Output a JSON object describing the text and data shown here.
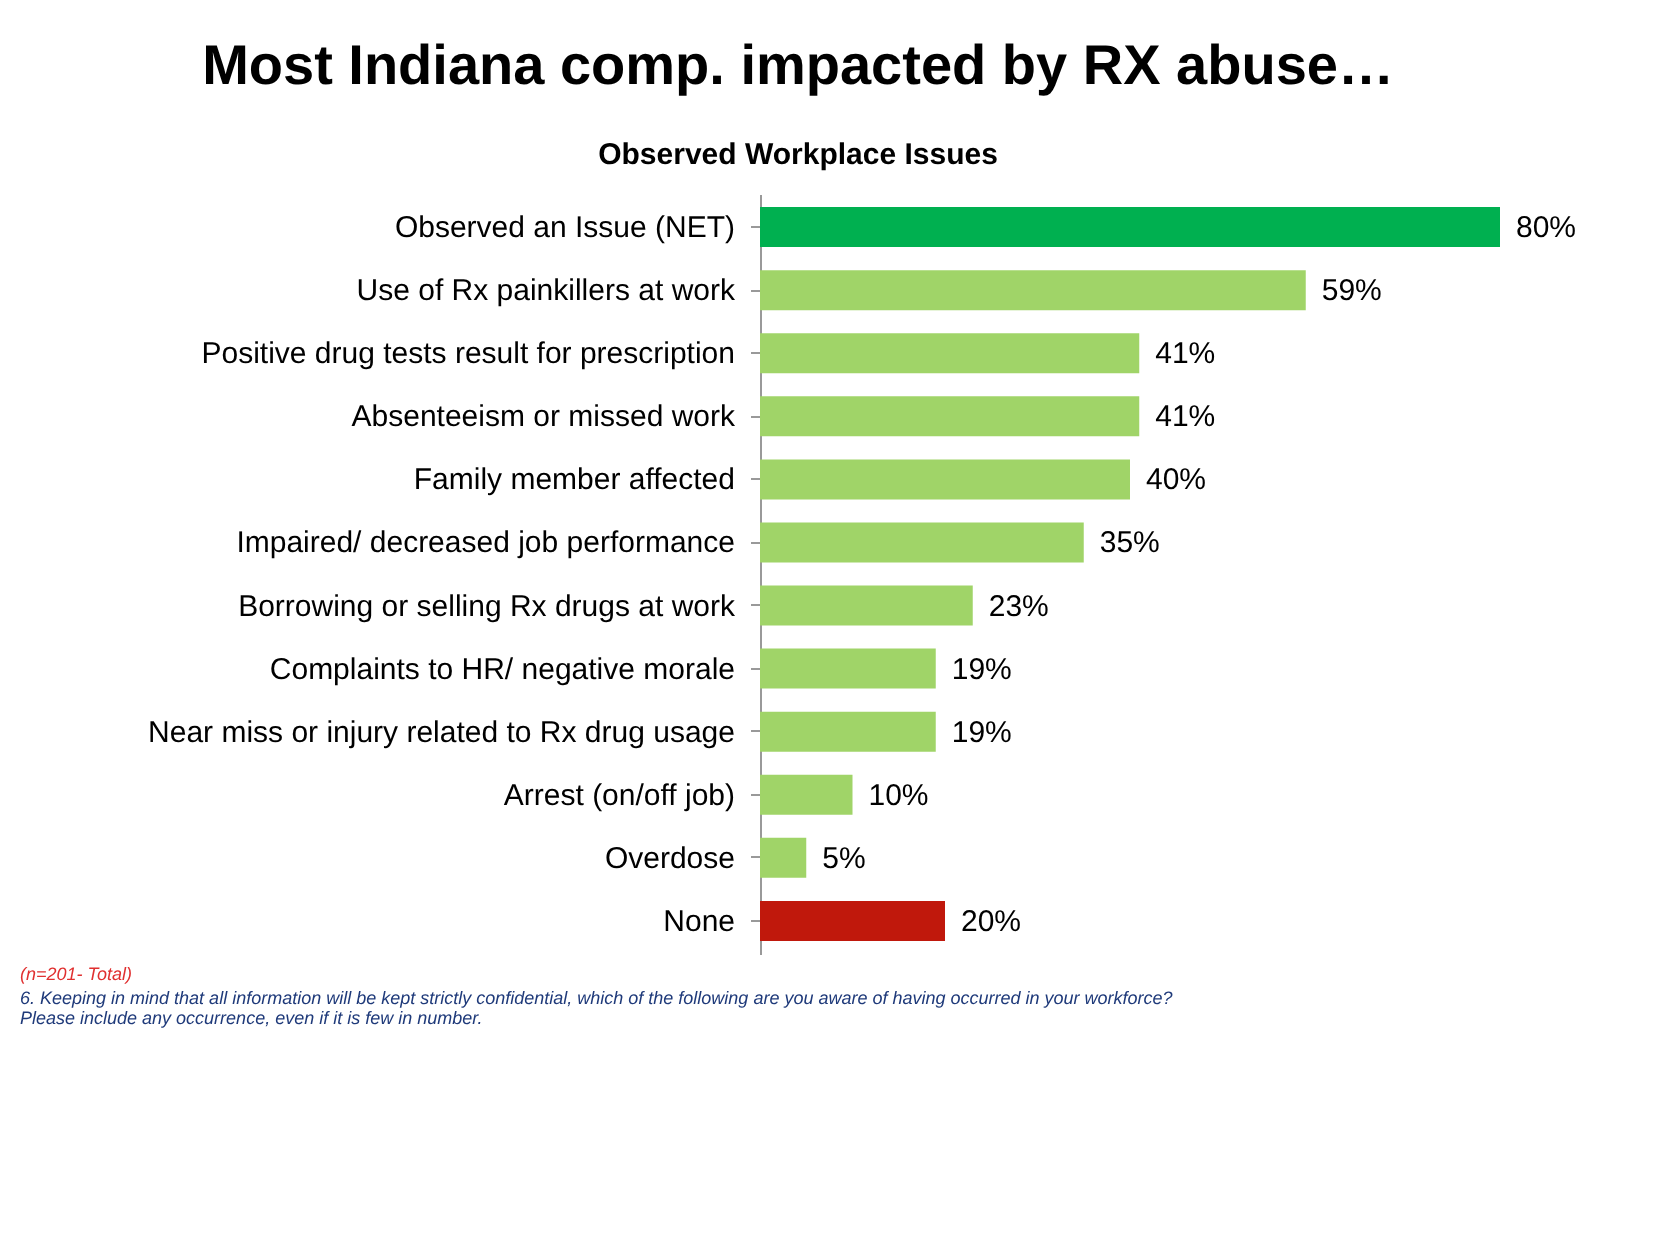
{
  "chart_data": {
    "type": "bar",
    "orientation": "horizontal",
    "title": "Most Indiana comp. impacted by RX abuse…",
    "subtitle": "Observed Workplace Issues",
    "categories": [
      "Observed an Issue (NET)",
      "Use of Rx painkillers at work",
      "Positive drug tests result for prescription",
      "Absenteeism or missed work",
      "Family member affected",
      "Impaired/ decreased job performance",
      "Borrowing or selling Rx drugs at work",
      "Complaints to HR/ negative morale",
      "Near miss or injury related to Rx drug usage",
      "Arrest (on/off job)",
      "Overdose",
      "None"
    ],
    "values": [
      80,
      59,
      41,
      41,
      40,
      35,
      23,
      19,
      19,
      10,
      5,
      20
    ],
    "colors": [
      "#00b050",
      "#a0d468",
      "#a0d468",
      "#a0d468",
      "#a0d468",
      "#a0d468",
      "#a0d468",
      "#a0d468",
      "#a0d468",
      "#a0d468",
      "#a0d468",
      "#c0180c"
    ],
    "value_labels": [
      "80%",
      "59%",
      "41%",
      "41%",
      "40%",
      "35%",
      "23%",
      "19%",
      "19%",
      "10%",
      "5%",
      "20%"
    ],
    "tick_labels": "y",
    "annotations": [
      "(n=201- Total)",
      "6.   Keeping in mind that all information will be kept strictly confidential, which of the following are you aware of having occurred in your workforce?",
      "      Please include any occurrence, even if it is few in number."
    ]
  }
}
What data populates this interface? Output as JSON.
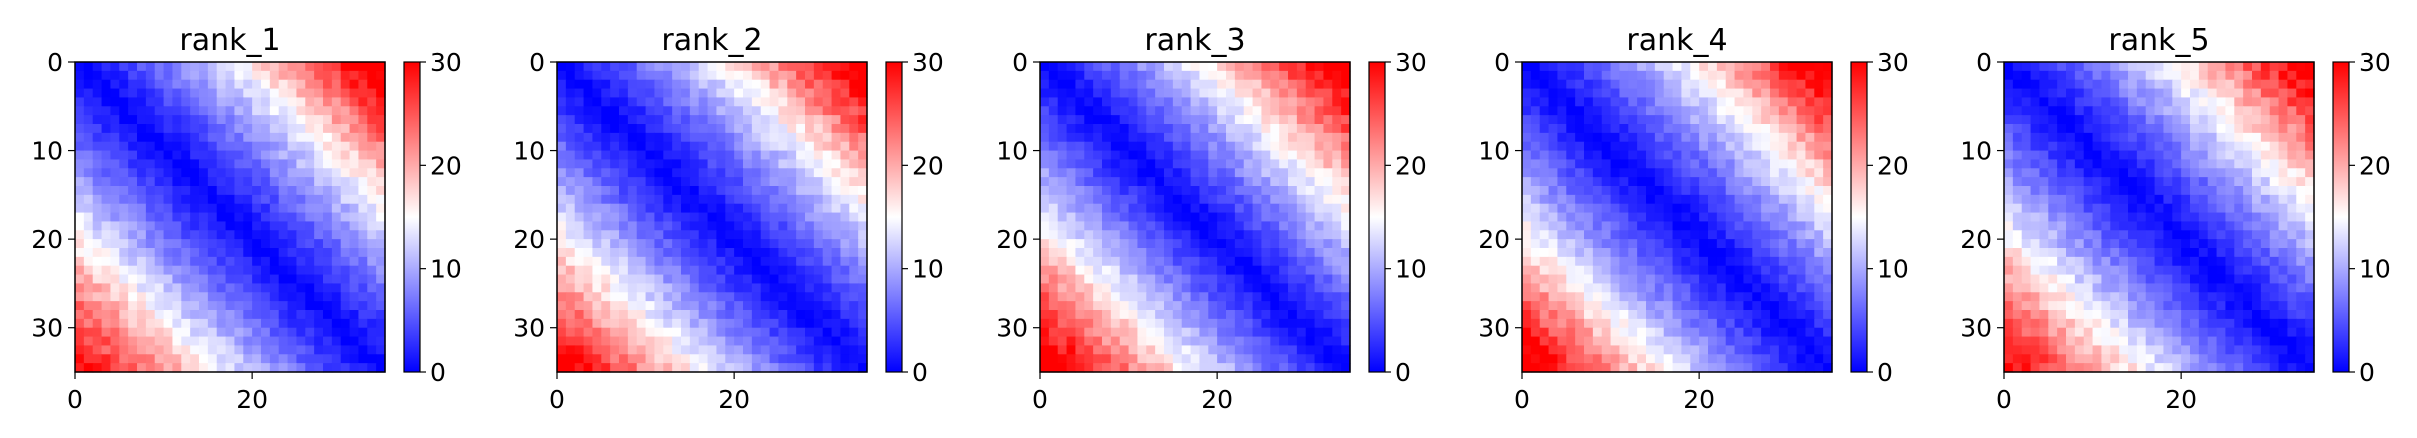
{
  "chart_data": [
    {
      "type": "heatmap",
      "title": "rank_1",
      "grid_size": 35,
      "x_ticks": [
        0,
        20
      ],
      "y_ticks": [
        0,
        10,
        20,
        30
      ],
      "colorbar": {
        "range": [
          0,
          30
        ],
        "ticks": [
          0,
          10,
          20,
          30
        ],
        "colormap": "bwr"
      },
      "z_model": {
        "diag": 0,
        "near_diag_slope": 0.55,
        "corner_max": 30,
        "corner_top_right": 29,
        "corner_bottom_left": 26
      },
      "grid": false
    },
    {
      "type": "heatmap",
      "title": "rank_2",
      "grid_size": 35,
      "x_ticks": [
        0,
        20
      ],
      "y_ticks": [
        0,
        10,
        20,
        30
      ],
      "colorbar": {
        "range": [
          0,
          30
        ],
        "ticks": [
          0,
          10,
          20,
          30
        ],
        "colormap": "bwr"
      },
      "z_model": {
        "diag": 0,
        "near_diag_slope": 0.55,
        "corner_max": 30,
        "corner_top_right": 29,
        "corner_bottom_left": 27
      },
      "grid": false
    },
    {
      "type": "heatmap",
      "title": "rank_3",
      "grid_size": 35,
      "x_ticks": [
        0,
        20
      ],
      "y_ticks": [
        0,
        10,
        20,
        30
      ],
      "colorbar": {
        "range": [
          0,
          30
        ],
        "ticks": [
          0,
          10,
          20,
          30
        ],
        "colormap": "bwr"
      },
      "z_model": {
        "diag": 0,
        "near_diag_slope": 0.6,
        "corner_max": 30,
        "corner_top_right": 28,
        "corner_bottom_left": 29
      },
      "grid": false
    },
    {
      "type": "heatmap",
      "title": "rank_4",
      "grid_size": 35,
      "x_ticks": [
        0,
        20
      ],
      "y_ticks": [
        0,
        10,
        20,
        30
      ],
      "colorbar": {
        "range": [
          0,
          30
        ],
        "ticks": [
          0,
          10,
          20,
          30
        ],
        "colormap": "bwr"
      },
      "z_model": {
        "diag": 0,
        "near_diag_slope": 0.55,
        "corner_max": 30,
        "corner_top_right": 29,
        "corner_bottom_left": 29
      },
      "grid": false
    },
    {
      "type": "heatmap",
      "title": "rank_5",
      "grid_size": 35,
      "x_ticks": [
        0,
        20
      ],
      "y_ticks": [
        0,
        10,
        20,
        30
      ],
      "colorbar": {
        "range": [
          0,
          30
        ],
        "ticks": [
          0,
          10,
          20,
          30
        ],
        "colormap": "bwr"
      },
      "z_model": {
        "diag": 0,
        "near_diag_slope": 0.55,
        "corner_max": 30,
        "corner_top_right": 28,
        "corner_bottom_left": 26
      },
      "grid": false
    }
  ]
}
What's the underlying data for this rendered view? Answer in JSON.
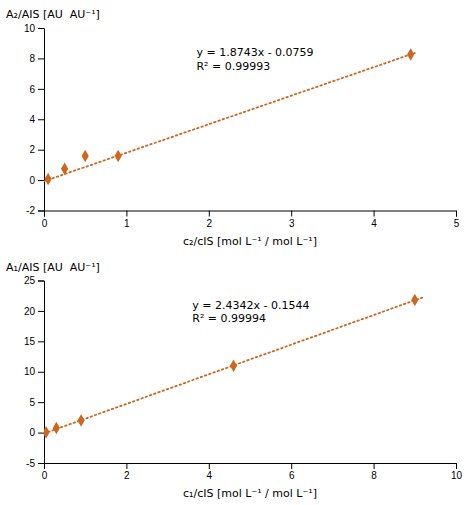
{
  "chart_data": [
    {
      "type": "scatter",
      "x_label": "c₂/cIS [mol L⁻¹ / mol L⁻¹]",
      "y_label": "A₂/AIS [AU  AU⁻¹]",
      "series": [
        {
          "type": "line",
          "x": [
            0.0,
            4.5
          ],
          "values": [
            -0.0759,
            8.35845
          ],
          "color": "#CD6720",
          "line_style": "dotted"
        },
        {
          "type": "scatter",
          "x": [
            0.05,
            0.25,
            0.5,
            0.9,
            4.45
          ],
          "values": [
            0.07,
            0.75,
            1.58,
            1.58,
            8.25
          ],
          "color": "#CD6720",
          "marker": "diamond"
        }
      ],
      "annotations": [
        {
          "x": 1.85,
          "y": 8.8,
          "text": [
            "y = 1.8743x - 0.0759",
            "R² = 0.99993"
          ]
        }
      ],
      "xlim": [
        0,
        5
      ],
      "xticks": [
        0,
        1,
        2,
        3,
        4,
        5
      ],
      "ylim": [
        -2,
        10
      ],
      "yticks": [
        -2,
        0,
        2,
        4,
        6,
        8,
        10
      ],
      "grid": false
    },
    {
      "type": "scatter",
      "x_label": "c₁/cIS [mol L⁻¹ / mol L⁻¹]",
      "y_label": "A₁/AIS [AU  AU⁻¹]",
      "series": [
        {
          "type": "line",
          "x": [
            0.0,
            9.2
          ],
          "values": [
            -0.1544,
            22.24024
          ],
          "color": "#CD6720",
          "line_style": "dotted"
        },
        {
          "type": "scatter",
          "x": [
            0.05,
            0.3,
            0.9,
            4.6,
            9.0
          ],
          "values": [
            0.05,
            0.75,
            2.0,
            11.0,
            21.8
          ],
          "color": "#CD6720",
          "marker": "diamond"
        }
      ],
      "annotations": [
        {
          "x": 3.6,
          "y": 22.0,
          "text": [
            "y = 2.4342x - 0.1544",
            "R² = 0.99994"
          ]
        }
      ],
      "xlim": [
        0,
        10
      ],
      "xticks": [
        0,
        2,
        4,
        6,
        8,
        10
      ],
      "ylim": [
        -5,
        25
      ],
      "yticks": [
        -5,
        0,
        5,
        10,
        15,
        20,
        25
      ],
      "grid": false
    }
  ]
}
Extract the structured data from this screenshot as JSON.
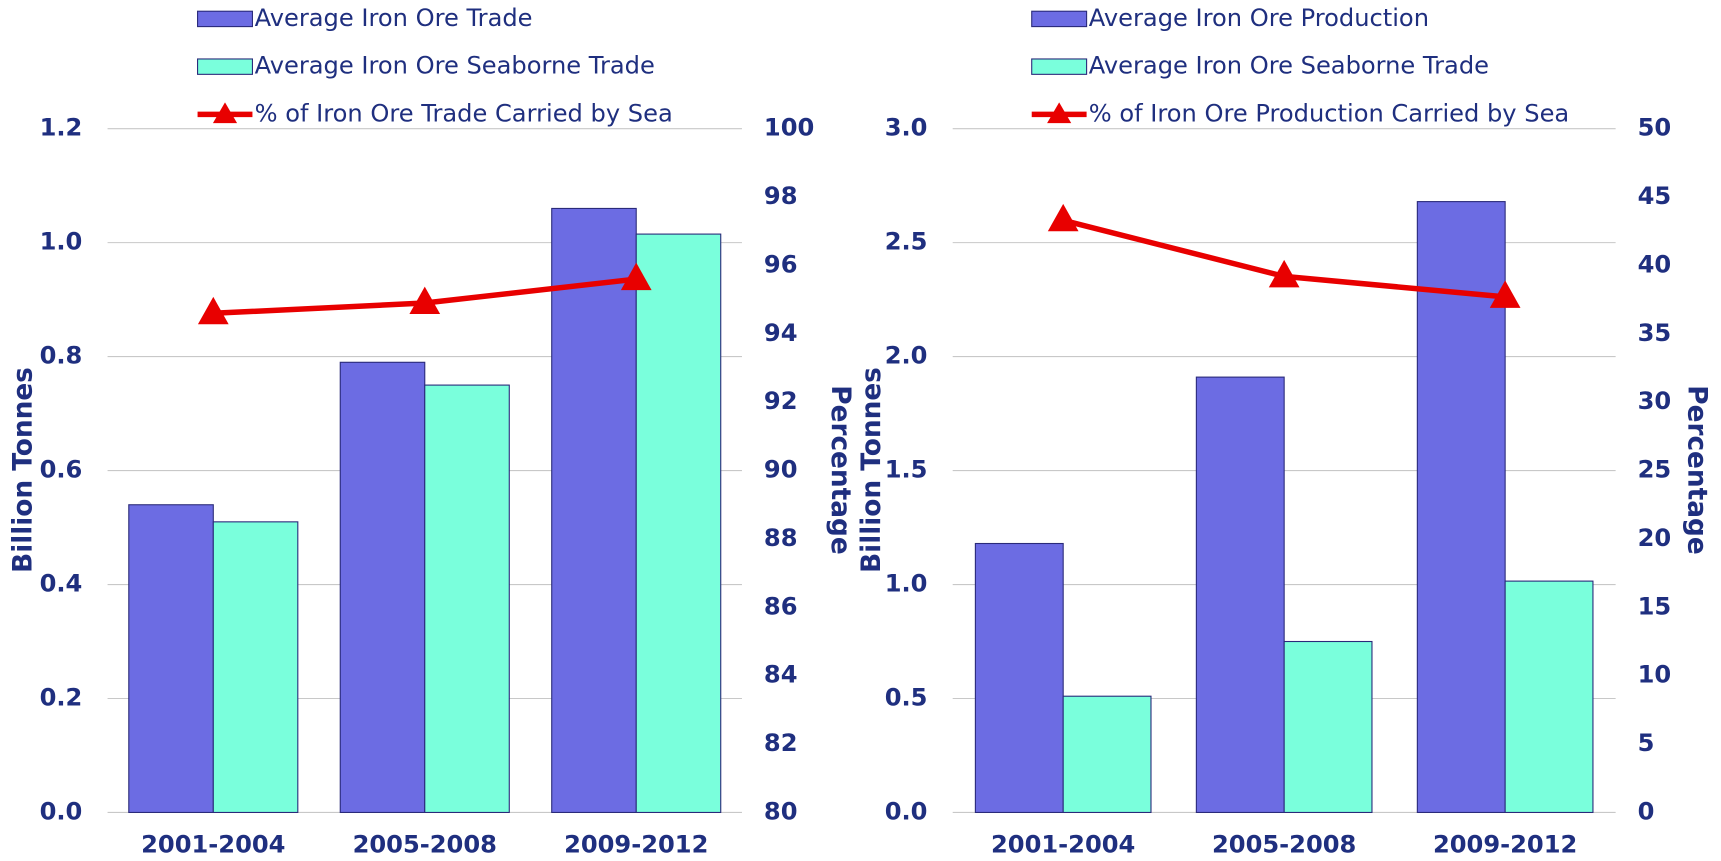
----------------
▶ Goal: Repeat the material above verbatim. Leave the pictures behind.

▶ Complete response:
Output a JSON object describing the text and data shown here.
{
  "chart_data": {
    "type": "bar",
    "orientation": "horizontal",
    "title": "Most Indiana comp. impacted by RX abuse…",
    "subtitle": "Observed Workplace Issues",
    "categories": [
      "Observed an Issue (NET)",
      "Use of Rx painkillers at work",
      "Positive drug tests result for prescription",
      "Absenteeism or missed work",
      "Family member affected",
      "Impaired/ decreased job performance",
      "Borrowing or selling Rx drugs at work",
      "Complaints to HR/ negative morale",
      "Near miss or injury related to Rx drug usage",
      "Arrest (on/off job)",
      "Overdose",
      "None"
    ],
    "values": [
      80,
      59,
      41,
      41,
      40,
      35,
      23,
      19,
      19,
      10,
      5,
      20
    ],
    "colors": [
      "#00b050",
      "#a0d468",
      "#a0d468",
      "#a0d468",
      "#a0d468",
      "#a0d468",
      "#a0d468",
      "#a0d468",
      "#a0d468",
      "#a0d468",
      "#a0d468",
      "#c0180c"
    ],
    "value_labels": [
      "80%",
      "59%",
      "41%",
      "41%",
      "40%",
      "35%",
      "23%",
      "19%",
      "19%",
      "10%",
      "5%",
      "20%"
    ],
    "tick_labels": "y",
    "annotations": [
      "(n=201- Total)",
      "6.   Keeping in mind that all information will be kept strictly confidential, which of the following are you aware of having occurred in your workforce?",
      "      Please include any occurrence, even if it is few in number."
    ]
  }
}
What data populates this interface? Output as JSON.
{
  "chart_data": [
    {
      "type": "heatmap",
      "title": "rank_1",
      "grid_size": 35,
      "x_ticks": [
        0,
        20
      ],
      "y_ticks": [
        0,
        10,
        20,
        30
      ],
      "colorbar": {
        "range": [
          0,
          30
        ],
        "ticks": [
          0,
          10,
          20,
          30
        ],
        "colormap": "bwr"
      },
      "z_model": {
        "diag": 0,
        "near_diag_slope": 0.55,
        "corner_max": 30,
        "corner_top_right": 29,
        "corner_bottom_left": 26
      },
      "grid": false
    },
    {
      "type": "heatmap",
      "title": "rank_2",
      "grid_size": 35,
      "x_ticks": [
        0,
        20
      ],
      "y_ticks": [
        0,
        10,
        20,
        30
      ],
      "colorbar": {
        "range": [
          0,
          30
        ],
        "ticks": [
          0,
          10,
          20,
          30
        ],
        "colormap": "bwr"
      },
      "z_model": {
        "diag": 0,
        "near_diag_slope": 0.55,
        "corner_max": 30,
        "corner_top_right": 29,
        "corner_bottom_left": 27
      },
      "grid": false
    },
    {
      "type": "heatmap",
      "title": "rank_3",
      "grid_size": 35,
      "x_ticks": [
        0,
        20
      ],
      "y_ticks": [
        0,
        10,
        20,
        30
      ],
      "colorbar": {
        "range": [
          0,
          30
        ],
        "ticks": [
          0,
          10,
          20,
          30
        ],
        "colormap": "bwr"
      },
      "z_model": {
        "diag": 0,
        "near_diag_slope": 0.6,
        "corner_max": 30,
        "corner_top_right": 28,
        "corner_bottom_left": 29
      },
      "grid": false
    },
    {
      "type": "heatmap",
      "title": "rank_4",
      "grid_size": 35,
      "x_ticks": [
        0,
        20
      ],
      "y_ticks": [
        0,
        10,
        20,
        30
      ],
      "colorbar": {
        "range": [
          0,
          30
        ],
        "ticks": [
          0,
          10,
          20,
          30
        ],
        "colormap": "bwr"
      },
      "z_model": {
        "diag": 0,
        "near_diag_slope": 0.55,
        "corner_max": 30,
        "corner_top_right": 29,
        "corner_bottom_left": 29
      },
      "grid": false
    },
    {
      "type": "heatmap",
      "title": "rank_5",
      "grid_size": 35,
      "x_ticks": [
        0,
        20
      ],
      "y_ticks": [
        0,
        10,
        20,
        30
      ],
      "colorbar": {
        "range": [
          0,
          30
        ],
        "ticks": [
          0,
          10,
          20,
          30
        ],
        "colormap": "bwr"
      },
      "z_model": {
        "diag": 0,
        "near_diag_slope": 0.55,
        "corner_max": 30,
        "corner_top_right": 28,
        "corner_bottom_left": 26
      },
      "grid": false
    }
  ]
}
What's the underlying data for this rendered view? Answer in JSON.
{
  "chart_data": [
    {
      "type": "scatter",
      "x_label": "c₂/cIS [mol L⁻¹ / mol L⁻¹]",
      "y_label": "A₂/AIS [AU  AU⁻¹]",
      "series": [
        {
          "type": "line",
          "x": [
            0.0,
            4.5
          ],
          "values": [
            -0.0759,
            8.35845
          ],
          "color": "#CD6720",
          "line_style": "dotted"
        },
        {
          "type": "scatter",
          "x": [
            0.05,
            0.25,
            0.5,
            0.9,
            4.45
          ],
          "values": [
            0.07,
            0.75,
            1.58,
            1.58,
            8.25
          ],
          "color": "#CD6720",
          "marker": "diamond"
        }
      ],
      "annotations": [
        {
          "x": 1.85,
          "y": 8.8,
          "text": [
            "y = 1.8743x - 0.0759",
            "R² = 0.99993"
          ]
        }
      ],
      "xlim": [
        0,
        5
      ],
      "xticks": [
        0,
        1,
        2,
        3,
        4,
        5
      ],
      "ylim": [
        -2,
        10
      ],
      "yticks": [
        -2,
        0,
        2,
        4,
        6,
        8,
        10
      ],
      "grid": false
    },
    {
      "type": "scatter",
      "x_label": "c₁/cIS [mol L⁻¹ / mol L⁻¹]",
      "y_label": "A₁/AIS [AU  AU⁻¹]",
      "series": [
        {
          "type": "line",
          "x": [
            0.0,
            9.2
          ],
          "values": [
            -0.1544,
            22.24024
          ],
          "color": "#CD6720",
          "line_style": "dotted"
        },
        {
          "type": "scatter",
          "x": [
            0.05,
            0.3,
            0.9,
            4.6,
            9.0
          ],
          "values": [
            0.05,
            0.75,
            2.0,
            11.0,
            21.8
          ],
          "color": "#CD6720",
          "marker": "diamond"
        }
      ],
      "annotations": [
        {
          "x": 3.6,
          "y": 22.0,
          "text": [
            "y = 2.4342x - 0.1544",
            "R² = 0.99994"
          ]
        }
      ],
      "xlim": [
        0,
        10
      ],
      "xticks": [
        0,
        2,
        4,
        6,
        8,
        10
      ],
      "ylim": [
        -5,
        25
      ],
      "yticks": [
        -5,
        0,
        5,
        10,
        15,
        20,
        25
      ],
      "grid": false
    }
  ]
}
Extract the structured data from this screenshot as JSON.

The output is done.